===== EXERCISE INPUT =====

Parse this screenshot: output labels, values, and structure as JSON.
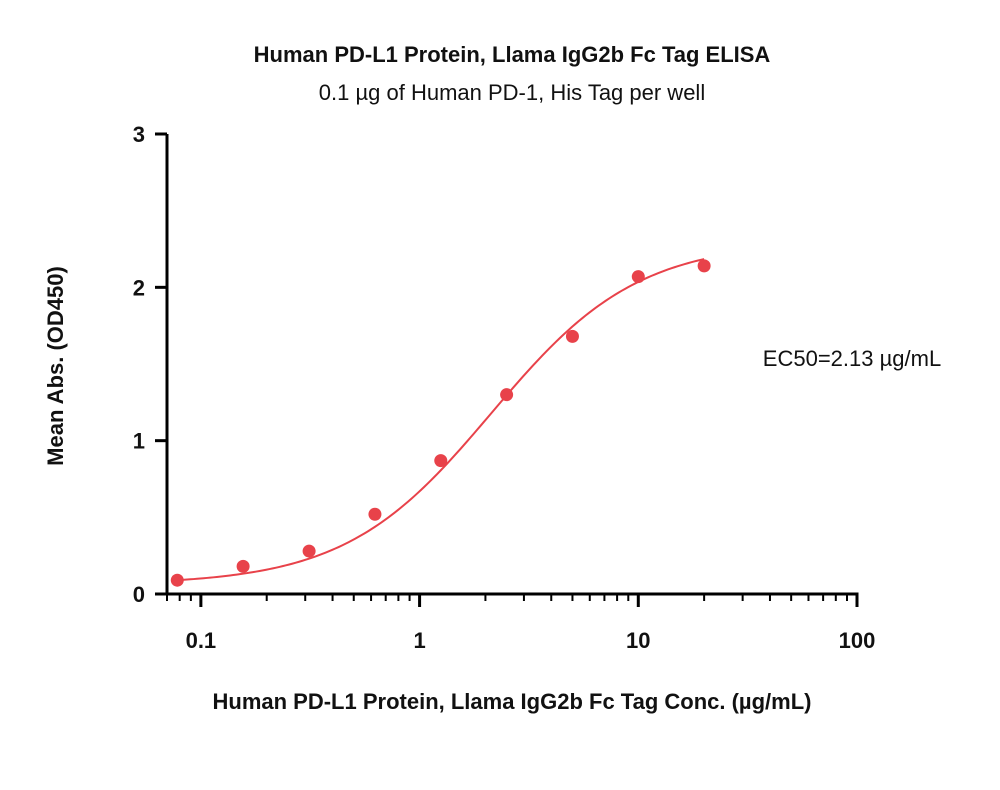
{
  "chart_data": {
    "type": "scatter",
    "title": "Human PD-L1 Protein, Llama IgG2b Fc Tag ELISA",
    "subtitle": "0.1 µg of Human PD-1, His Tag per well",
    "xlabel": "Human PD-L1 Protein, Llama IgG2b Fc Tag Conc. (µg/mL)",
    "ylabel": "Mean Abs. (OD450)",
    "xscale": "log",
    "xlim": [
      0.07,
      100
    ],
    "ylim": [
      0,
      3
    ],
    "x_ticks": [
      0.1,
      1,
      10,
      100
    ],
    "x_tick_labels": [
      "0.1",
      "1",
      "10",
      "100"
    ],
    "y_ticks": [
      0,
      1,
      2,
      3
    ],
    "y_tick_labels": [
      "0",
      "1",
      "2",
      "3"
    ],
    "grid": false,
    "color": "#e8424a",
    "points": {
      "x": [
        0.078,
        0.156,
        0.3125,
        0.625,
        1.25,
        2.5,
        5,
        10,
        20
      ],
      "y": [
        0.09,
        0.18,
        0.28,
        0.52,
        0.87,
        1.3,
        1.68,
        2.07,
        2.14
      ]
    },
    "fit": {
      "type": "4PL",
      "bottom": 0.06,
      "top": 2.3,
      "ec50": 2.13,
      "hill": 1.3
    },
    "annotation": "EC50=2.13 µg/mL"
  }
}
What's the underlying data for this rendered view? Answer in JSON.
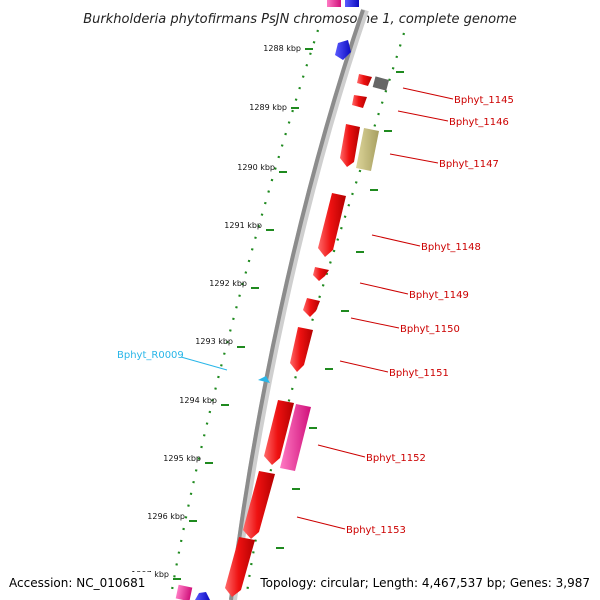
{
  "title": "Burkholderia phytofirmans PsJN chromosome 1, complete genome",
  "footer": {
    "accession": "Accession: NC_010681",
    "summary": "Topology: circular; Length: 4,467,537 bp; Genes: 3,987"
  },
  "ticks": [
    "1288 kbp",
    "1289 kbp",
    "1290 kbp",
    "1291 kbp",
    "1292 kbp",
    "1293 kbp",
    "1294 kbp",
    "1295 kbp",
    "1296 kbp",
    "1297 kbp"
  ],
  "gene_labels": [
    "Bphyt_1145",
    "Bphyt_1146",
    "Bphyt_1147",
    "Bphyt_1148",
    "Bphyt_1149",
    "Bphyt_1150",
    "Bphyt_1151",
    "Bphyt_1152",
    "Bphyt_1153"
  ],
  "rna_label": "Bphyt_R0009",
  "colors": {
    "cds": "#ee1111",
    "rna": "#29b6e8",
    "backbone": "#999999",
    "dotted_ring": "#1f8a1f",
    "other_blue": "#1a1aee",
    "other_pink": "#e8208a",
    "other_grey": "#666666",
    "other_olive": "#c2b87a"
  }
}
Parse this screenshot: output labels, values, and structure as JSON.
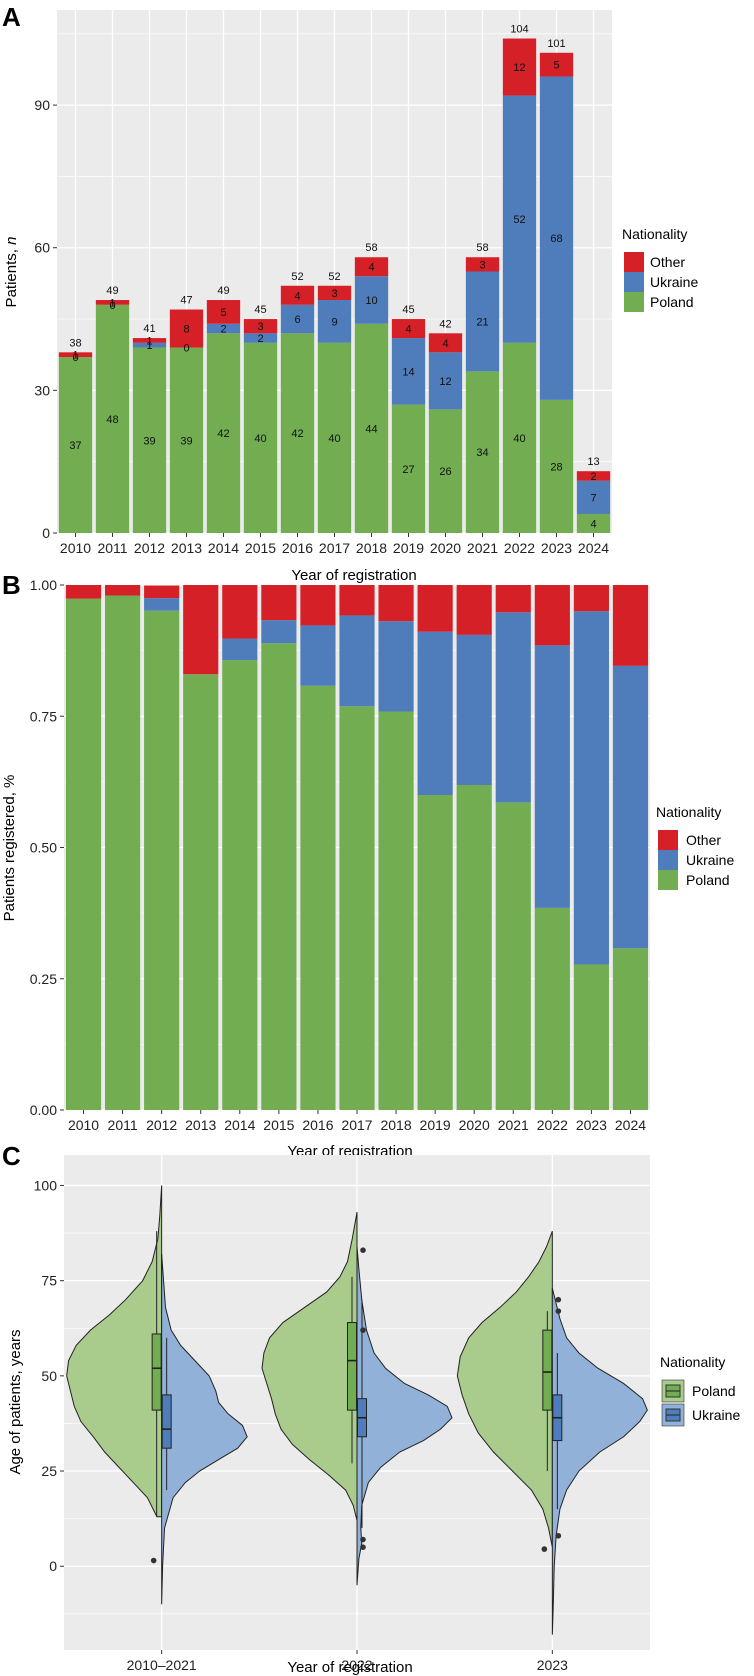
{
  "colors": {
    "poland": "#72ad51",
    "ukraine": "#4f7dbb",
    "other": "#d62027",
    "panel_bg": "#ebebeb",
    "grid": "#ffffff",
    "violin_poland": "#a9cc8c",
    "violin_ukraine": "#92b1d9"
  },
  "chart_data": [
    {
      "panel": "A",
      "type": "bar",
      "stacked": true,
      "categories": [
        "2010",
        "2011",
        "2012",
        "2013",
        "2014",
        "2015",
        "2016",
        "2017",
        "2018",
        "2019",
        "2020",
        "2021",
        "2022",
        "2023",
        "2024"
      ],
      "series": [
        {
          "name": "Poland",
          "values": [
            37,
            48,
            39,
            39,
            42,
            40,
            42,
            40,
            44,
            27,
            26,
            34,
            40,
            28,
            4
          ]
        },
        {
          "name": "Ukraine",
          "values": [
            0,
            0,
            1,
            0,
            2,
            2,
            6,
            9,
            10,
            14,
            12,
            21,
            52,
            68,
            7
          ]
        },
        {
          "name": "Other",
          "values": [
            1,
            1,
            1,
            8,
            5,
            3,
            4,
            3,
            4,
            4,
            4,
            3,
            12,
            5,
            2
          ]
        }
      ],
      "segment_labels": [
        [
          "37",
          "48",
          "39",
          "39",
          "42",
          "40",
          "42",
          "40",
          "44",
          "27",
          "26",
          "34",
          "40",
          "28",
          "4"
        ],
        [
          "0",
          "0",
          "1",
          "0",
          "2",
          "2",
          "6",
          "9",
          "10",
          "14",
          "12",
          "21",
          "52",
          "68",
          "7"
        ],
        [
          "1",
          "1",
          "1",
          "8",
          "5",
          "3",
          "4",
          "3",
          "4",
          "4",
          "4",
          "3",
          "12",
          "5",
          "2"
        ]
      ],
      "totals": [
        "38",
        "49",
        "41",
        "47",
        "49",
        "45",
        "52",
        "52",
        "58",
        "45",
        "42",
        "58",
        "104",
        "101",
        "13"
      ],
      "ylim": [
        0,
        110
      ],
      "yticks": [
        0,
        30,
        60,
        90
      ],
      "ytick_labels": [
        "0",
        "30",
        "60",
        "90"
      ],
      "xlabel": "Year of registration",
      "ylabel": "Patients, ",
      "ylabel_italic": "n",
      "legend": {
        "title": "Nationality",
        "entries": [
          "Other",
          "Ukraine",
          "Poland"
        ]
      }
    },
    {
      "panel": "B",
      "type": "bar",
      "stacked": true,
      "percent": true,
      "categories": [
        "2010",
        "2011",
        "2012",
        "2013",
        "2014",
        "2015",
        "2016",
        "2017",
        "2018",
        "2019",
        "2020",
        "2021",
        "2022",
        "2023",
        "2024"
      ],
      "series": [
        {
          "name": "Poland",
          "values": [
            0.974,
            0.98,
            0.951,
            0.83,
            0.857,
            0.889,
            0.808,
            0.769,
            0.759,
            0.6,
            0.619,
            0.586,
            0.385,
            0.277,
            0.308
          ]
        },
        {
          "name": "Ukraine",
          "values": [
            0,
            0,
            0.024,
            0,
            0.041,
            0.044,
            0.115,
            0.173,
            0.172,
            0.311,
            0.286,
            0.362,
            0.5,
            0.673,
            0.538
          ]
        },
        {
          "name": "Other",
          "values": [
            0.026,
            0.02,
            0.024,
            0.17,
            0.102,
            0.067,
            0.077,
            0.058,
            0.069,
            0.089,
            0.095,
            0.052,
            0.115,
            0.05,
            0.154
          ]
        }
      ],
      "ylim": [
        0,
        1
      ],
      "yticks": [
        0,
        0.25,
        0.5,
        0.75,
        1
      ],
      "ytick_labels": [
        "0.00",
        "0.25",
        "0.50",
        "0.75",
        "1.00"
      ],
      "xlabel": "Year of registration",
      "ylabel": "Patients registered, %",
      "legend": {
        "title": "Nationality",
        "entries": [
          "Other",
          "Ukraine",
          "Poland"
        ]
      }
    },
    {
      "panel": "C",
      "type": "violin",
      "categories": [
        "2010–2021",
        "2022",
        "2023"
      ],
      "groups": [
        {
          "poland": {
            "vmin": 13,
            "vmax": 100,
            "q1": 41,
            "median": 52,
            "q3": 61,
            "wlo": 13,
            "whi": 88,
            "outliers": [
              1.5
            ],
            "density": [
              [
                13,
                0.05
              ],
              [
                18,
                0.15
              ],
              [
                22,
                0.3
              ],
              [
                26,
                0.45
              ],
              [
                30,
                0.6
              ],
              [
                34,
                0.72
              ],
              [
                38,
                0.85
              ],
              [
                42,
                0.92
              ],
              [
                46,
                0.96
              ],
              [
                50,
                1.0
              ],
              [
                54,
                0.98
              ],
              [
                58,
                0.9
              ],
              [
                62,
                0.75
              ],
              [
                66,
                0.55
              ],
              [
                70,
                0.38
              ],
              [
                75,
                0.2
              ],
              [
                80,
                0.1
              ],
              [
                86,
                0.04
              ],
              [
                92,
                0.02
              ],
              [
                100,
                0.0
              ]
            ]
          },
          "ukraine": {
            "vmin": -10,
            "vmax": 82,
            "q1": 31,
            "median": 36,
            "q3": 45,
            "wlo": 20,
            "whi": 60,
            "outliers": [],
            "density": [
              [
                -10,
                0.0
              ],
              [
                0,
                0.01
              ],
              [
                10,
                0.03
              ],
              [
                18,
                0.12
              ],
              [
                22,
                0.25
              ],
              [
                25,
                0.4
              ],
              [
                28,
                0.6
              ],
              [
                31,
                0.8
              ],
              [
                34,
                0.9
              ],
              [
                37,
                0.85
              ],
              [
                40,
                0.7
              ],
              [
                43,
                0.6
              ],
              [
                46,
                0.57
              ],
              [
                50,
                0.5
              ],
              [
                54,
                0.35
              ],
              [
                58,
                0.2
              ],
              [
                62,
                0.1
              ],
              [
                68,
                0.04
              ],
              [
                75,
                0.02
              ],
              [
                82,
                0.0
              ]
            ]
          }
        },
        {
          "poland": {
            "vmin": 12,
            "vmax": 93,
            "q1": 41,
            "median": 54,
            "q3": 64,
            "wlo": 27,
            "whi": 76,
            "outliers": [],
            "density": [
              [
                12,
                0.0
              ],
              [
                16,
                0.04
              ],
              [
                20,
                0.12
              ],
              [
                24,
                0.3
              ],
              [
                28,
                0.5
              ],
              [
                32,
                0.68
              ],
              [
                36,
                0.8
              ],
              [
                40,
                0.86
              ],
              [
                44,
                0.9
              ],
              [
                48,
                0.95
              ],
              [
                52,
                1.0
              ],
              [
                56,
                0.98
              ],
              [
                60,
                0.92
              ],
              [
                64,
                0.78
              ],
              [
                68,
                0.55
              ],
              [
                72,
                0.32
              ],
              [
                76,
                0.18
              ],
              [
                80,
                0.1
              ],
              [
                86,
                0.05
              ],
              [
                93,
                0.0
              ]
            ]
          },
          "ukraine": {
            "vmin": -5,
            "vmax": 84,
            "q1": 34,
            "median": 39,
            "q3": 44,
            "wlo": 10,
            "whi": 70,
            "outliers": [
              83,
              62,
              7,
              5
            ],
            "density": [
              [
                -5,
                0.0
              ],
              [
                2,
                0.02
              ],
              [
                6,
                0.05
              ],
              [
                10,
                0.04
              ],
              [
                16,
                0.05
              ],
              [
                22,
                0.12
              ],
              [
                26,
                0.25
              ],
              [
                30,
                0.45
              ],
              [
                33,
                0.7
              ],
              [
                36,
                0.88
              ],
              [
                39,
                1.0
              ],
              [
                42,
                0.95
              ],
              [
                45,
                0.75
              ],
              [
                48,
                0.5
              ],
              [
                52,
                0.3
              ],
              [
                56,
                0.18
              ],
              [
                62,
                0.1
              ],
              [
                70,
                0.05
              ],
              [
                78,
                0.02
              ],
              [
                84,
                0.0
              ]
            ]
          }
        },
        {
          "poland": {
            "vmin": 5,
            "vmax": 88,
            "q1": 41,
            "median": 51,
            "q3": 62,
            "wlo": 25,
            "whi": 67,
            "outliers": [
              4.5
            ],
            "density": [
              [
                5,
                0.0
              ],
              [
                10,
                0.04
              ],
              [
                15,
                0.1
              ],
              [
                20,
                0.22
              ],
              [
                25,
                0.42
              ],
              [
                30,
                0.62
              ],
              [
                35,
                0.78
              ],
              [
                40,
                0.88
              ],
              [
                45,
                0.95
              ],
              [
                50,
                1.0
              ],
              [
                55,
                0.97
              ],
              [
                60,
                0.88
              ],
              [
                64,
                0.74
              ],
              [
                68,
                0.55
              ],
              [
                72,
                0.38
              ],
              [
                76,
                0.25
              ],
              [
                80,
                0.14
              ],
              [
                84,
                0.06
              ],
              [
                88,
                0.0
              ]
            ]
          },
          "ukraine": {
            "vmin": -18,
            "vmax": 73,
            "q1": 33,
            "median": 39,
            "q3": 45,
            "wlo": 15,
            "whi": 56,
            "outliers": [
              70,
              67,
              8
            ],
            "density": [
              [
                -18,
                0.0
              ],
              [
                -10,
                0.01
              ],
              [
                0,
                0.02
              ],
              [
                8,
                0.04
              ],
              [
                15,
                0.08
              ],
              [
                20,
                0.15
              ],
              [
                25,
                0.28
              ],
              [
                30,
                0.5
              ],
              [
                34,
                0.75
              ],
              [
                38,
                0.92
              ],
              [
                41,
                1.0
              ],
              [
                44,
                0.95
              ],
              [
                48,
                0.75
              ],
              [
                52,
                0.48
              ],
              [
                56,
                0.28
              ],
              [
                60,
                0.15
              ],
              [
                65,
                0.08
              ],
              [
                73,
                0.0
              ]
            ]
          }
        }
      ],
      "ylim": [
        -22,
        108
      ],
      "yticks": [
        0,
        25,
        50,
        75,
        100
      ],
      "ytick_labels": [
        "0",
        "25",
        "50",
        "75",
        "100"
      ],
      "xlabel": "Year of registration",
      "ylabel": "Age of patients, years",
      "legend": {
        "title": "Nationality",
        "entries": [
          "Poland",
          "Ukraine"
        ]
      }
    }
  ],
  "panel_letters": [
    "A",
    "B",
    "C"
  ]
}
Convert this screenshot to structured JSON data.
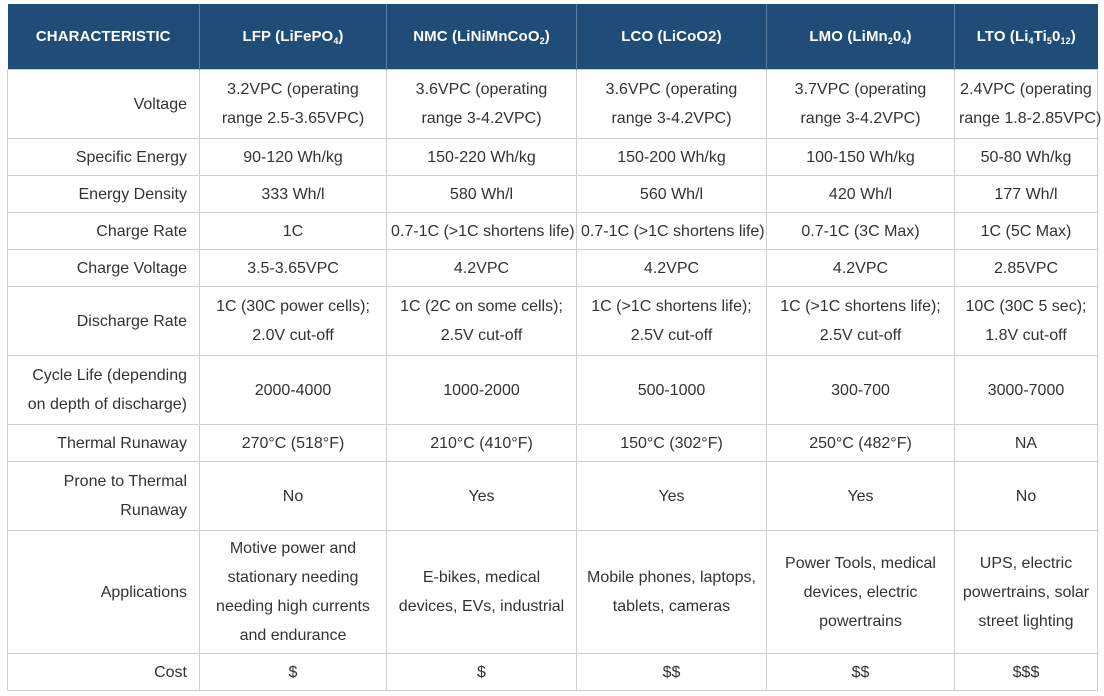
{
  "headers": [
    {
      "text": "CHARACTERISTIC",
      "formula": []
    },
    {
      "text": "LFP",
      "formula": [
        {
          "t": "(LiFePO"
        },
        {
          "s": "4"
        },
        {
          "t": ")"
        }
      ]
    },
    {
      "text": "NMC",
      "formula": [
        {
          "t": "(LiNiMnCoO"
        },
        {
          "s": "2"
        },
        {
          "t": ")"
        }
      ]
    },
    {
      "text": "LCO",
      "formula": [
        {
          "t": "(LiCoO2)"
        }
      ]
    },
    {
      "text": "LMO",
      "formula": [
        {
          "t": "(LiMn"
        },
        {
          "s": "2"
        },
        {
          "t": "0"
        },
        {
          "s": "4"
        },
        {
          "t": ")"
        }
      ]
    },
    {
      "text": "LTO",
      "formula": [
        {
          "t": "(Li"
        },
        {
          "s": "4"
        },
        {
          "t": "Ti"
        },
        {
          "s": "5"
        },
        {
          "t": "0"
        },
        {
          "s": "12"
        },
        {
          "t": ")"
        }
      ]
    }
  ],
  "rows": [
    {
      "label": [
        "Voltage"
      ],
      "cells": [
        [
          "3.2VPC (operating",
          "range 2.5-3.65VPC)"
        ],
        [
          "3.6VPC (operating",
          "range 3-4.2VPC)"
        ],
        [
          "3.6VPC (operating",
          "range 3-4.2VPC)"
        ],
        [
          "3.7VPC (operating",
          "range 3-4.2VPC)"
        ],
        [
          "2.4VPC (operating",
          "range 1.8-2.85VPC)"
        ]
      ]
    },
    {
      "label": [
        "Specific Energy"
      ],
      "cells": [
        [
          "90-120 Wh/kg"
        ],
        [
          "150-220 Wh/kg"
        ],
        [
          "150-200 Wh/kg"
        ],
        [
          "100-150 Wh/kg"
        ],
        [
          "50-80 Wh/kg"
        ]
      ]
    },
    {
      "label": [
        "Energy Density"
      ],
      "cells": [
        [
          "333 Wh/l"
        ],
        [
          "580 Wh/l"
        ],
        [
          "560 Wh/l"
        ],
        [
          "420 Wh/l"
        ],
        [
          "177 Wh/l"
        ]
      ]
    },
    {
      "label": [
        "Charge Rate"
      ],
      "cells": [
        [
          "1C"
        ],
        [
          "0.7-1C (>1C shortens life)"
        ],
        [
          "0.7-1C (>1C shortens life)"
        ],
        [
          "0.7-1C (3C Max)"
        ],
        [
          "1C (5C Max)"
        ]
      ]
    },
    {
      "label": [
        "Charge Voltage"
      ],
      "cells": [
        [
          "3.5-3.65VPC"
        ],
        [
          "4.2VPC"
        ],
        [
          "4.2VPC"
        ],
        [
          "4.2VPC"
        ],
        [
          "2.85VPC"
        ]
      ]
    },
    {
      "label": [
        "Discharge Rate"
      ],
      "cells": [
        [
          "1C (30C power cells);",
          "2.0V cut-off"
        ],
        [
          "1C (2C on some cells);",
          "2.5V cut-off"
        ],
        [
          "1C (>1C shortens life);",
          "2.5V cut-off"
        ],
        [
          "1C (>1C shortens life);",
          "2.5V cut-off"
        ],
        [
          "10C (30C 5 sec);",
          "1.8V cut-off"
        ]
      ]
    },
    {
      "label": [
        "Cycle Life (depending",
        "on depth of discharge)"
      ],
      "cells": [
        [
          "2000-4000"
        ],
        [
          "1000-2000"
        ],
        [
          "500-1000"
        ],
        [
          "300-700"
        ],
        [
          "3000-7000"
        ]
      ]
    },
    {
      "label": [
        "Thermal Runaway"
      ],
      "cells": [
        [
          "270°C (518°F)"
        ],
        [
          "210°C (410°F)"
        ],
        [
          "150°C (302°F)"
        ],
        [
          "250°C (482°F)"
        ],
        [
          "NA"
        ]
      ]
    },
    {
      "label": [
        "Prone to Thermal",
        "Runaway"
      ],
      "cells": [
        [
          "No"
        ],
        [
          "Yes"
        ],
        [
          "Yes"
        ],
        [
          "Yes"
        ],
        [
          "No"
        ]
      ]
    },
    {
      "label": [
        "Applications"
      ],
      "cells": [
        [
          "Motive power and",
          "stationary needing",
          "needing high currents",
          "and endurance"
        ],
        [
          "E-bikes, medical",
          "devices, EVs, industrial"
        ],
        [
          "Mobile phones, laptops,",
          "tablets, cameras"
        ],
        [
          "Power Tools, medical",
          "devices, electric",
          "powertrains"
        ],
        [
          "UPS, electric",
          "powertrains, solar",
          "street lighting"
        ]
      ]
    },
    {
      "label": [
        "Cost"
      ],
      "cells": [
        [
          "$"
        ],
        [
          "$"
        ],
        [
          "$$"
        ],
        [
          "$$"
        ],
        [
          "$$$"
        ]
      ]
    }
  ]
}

=====

> [ACTIVITY] What is needed is the number of lines in the data that hold the word "Human", and nothing more.

> [ANSWER SECTION] 3